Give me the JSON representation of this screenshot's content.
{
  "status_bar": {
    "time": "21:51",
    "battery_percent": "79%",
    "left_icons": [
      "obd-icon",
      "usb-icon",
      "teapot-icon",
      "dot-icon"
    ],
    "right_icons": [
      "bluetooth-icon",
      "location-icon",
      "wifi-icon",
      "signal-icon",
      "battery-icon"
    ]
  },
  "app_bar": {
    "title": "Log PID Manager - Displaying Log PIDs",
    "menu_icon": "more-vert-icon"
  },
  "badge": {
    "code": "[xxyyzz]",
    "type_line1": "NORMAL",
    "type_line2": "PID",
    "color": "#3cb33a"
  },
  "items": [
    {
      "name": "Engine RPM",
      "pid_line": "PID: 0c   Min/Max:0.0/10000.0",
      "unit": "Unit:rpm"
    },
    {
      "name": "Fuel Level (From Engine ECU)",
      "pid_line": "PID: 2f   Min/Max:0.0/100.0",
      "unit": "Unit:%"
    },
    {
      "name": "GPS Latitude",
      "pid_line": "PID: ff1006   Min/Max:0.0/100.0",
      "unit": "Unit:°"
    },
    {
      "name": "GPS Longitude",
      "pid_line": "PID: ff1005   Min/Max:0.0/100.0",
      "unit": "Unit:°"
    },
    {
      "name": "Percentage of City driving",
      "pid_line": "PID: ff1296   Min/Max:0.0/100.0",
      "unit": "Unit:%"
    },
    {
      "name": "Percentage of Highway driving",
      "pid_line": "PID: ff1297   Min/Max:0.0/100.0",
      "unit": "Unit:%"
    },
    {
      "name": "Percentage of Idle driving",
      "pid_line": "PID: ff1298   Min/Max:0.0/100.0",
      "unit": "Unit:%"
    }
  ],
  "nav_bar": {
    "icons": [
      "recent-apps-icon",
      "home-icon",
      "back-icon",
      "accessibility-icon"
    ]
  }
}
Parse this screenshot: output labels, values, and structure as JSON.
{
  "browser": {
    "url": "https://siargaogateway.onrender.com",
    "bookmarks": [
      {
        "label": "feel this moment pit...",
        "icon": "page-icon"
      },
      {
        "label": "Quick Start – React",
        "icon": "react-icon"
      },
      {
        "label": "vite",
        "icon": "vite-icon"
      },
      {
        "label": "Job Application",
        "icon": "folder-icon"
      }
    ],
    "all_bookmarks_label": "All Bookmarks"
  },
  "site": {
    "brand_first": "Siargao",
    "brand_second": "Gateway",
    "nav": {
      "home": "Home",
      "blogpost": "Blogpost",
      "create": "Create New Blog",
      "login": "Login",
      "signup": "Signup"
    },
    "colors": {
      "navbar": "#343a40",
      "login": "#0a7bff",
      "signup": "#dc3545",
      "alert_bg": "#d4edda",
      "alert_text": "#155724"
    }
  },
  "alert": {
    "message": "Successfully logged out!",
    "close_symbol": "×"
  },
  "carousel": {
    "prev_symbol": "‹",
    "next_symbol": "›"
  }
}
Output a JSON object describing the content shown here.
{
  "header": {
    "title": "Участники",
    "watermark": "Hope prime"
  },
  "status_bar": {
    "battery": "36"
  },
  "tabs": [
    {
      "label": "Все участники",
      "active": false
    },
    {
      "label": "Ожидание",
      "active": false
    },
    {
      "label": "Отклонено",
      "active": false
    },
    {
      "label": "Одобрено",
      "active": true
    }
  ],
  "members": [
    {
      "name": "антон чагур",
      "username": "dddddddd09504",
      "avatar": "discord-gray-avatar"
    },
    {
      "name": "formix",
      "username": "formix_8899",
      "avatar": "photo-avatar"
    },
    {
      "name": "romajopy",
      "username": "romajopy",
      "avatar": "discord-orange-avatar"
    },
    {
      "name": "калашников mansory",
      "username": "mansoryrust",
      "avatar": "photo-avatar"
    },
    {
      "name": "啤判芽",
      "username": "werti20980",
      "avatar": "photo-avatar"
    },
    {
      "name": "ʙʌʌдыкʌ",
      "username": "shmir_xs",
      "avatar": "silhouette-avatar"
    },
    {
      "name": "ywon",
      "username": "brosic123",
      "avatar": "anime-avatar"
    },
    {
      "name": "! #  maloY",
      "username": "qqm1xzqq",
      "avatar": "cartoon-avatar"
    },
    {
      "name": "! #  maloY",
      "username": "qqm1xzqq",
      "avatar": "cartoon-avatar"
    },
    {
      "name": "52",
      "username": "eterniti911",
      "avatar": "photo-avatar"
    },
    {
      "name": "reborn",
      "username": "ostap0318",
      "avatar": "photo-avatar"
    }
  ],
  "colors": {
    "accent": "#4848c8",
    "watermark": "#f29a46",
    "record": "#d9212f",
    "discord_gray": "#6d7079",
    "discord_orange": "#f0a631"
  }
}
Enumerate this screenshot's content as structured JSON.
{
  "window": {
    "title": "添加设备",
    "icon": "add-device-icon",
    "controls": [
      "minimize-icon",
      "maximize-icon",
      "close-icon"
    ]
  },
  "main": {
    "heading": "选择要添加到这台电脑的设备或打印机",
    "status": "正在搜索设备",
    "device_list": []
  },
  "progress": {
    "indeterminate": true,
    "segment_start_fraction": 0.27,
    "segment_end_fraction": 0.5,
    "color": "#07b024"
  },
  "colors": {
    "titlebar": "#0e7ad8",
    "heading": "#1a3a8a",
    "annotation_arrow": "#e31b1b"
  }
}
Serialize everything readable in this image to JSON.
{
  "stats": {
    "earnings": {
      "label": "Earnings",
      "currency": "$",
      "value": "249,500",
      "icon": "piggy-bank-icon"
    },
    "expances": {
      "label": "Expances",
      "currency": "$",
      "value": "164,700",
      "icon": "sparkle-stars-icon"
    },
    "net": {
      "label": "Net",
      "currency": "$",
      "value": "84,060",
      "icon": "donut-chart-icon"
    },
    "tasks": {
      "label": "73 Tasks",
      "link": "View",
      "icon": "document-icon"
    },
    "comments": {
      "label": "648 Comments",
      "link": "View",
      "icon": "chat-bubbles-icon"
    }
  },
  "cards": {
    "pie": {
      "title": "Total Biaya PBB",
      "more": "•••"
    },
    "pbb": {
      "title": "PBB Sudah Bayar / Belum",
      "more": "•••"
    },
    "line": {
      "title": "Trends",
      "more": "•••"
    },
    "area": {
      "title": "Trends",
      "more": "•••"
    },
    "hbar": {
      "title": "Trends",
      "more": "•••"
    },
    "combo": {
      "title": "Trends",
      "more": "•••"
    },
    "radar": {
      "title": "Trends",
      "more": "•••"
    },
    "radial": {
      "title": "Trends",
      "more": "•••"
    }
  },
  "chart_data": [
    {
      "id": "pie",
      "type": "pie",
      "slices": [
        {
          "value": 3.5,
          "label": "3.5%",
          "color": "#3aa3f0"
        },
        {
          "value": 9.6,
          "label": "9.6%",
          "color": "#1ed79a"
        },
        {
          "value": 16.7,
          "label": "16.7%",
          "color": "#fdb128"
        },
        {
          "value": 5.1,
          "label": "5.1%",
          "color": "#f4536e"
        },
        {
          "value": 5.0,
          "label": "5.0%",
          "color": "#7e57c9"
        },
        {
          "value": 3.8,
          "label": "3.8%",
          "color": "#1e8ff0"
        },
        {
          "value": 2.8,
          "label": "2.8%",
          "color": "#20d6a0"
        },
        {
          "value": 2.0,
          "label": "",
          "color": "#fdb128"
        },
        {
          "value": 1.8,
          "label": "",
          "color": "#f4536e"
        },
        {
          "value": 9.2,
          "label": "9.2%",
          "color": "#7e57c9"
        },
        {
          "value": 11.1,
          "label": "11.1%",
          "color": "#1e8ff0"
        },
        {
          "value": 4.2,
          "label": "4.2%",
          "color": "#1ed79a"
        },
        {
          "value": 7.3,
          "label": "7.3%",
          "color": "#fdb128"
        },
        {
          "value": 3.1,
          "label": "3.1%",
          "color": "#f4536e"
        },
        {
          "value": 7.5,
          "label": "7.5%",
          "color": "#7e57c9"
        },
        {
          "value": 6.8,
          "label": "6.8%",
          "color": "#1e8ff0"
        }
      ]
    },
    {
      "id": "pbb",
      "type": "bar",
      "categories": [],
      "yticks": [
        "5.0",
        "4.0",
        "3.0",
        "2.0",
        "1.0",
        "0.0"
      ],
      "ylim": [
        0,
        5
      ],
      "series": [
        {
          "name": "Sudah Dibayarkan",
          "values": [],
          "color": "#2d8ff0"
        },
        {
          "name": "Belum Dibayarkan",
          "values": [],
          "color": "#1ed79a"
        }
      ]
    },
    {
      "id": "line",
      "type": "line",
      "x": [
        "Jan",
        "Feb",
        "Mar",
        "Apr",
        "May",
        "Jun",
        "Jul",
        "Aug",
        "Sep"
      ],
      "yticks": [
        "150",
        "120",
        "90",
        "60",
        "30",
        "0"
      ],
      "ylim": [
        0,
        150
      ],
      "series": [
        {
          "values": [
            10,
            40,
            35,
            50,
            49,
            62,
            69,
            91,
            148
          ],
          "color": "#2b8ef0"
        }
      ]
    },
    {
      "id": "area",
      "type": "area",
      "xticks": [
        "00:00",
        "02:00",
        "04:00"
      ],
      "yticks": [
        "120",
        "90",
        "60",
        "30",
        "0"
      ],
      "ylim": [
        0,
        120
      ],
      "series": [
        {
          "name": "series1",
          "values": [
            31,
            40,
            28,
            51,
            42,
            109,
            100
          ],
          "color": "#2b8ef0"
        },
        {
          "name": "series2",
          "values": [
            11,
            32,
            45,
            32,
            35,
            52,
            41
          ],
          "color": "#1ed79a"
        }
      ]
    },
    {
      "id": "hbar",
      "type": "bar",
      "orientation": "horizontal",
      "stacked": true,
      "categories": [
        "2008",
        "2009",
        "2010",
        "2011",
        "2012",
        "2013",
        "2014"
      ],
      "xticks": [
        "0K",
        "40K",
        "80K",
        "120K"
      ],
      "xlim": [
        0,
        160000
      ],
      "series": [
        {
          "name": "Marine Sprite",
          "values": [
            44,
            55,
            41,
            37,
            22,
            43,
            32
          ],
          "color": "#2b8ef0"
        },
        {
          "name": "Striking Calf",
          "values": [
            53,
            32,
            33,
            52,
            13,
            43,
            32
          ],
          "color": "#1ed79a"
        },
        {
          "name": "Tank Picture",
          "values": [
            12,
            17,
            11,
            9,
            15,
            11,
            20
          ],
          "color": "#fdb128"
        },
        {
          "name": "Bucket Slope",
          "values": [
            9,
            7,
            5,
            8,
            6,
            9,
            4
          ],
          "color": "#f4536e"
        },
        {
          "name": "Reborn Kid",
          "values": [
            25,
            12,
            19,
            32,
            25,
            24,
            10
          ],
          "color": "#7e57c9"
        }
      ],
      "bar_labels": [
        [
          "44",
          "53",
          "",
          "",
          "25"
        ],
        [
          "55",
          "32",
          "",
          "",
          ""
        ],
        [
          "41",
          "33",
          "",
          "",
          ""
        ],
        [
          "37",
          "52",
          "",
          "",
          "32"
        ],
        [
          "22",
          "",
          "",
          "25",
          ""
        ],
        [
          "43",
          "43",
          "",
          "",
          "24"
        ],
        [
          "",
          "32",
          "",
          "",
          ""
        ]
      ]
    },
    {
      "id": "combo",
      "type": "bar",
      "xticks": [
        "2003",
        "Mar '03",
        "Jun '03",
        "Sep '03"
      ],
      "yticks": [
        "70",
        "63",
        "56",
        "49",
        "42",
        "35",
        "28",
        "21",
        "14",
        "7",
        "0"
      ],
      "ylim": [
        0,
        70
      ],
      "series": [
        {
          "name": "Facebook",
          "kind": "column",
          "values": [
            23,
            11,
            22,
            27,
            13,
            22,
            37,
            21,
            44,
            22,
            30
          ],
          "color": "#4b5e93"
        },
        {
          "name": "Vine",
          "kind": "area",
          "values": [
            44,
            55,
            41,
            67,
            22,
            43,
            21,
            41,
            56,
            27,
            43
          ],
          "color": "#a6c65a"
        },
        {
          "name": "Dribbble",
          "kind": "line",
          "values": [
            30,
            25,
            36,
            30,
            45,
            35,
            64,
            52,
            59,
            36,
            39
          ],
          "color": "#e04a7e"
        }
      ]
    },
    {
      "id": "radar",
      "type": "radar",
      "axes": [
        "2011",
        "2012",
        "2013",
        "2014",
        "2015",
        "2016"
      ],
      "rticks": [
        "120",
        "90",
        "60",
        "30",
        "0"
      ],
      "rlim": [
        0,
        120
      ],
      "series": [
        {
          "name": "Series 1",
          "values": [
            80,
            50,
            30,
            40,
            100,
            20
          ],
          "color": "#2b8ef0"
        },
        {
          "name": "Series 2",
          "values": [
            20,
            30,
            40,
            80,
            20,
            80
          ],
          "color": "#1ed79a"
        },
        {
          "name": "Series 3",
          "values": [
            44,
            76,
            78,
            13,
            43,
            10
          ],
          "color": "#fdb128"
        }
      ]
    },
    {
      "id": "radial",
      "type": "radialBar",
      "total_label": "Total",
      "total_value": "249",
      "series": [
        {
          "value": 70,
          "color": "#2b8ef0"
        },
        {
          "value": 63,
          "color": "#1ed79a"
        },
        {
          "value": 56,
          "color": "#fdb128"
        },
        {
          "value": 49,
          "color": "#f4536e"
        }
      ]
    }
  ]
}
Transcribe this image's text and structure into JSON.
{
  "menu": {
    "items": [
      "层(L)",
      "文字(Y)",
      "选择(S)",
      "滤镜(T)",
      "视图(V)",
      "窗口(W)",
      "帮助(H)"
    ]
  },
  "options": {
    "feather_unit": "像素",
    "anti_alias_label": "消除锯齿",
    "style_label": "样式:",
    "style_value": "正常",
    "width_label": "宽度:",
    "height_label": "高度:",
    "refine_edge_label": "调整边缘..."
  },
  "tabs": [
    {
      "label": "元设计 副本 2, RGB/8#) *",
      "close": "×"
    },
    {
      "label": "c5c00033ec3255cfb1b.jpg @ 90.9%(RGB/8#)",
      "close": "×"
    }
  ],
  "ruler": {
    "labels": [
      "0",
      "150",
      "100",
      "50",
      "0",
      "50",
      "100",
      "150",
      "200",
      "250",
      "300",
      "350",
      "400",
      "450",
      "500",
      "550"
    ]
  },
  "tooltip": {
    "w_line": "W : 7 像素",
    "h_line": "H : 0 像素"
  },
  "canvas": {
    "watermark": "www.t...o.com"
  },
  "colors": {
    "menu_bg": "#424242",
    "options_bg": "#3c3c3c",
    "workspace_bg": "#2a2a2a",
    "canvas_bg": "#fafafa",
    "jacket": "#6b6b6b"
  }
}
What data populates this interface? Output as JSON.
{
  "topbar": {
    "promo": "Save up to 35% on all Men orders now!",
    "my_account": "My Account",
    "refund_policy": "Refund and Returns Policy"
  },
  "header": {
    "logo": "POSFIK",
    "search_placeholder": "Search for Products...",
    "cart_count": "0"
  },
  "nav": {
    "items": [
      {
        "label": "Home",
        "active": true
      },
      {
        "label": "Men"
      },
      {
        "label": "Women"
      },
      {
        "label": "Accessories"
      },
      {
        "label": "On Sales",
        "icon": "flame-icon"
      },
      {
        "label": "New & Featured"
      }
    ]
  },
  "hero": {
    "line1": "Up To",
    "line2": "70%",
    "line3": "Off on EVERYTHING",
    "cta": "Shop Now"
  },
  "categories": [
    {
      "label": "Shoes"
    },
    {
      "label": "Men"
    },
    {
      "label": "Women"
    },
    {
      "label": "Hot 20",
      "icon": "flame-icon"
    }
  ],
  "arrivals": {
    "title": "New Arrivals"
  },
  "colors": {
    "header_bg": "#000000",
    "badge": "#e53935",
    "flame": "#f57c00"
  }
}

====

> Task prompt
Copy all lines from the material that hold "Engine".

> Task solution
      "name": "Engine RPM",
      "name": "Fuel Level (From Engine ECU)",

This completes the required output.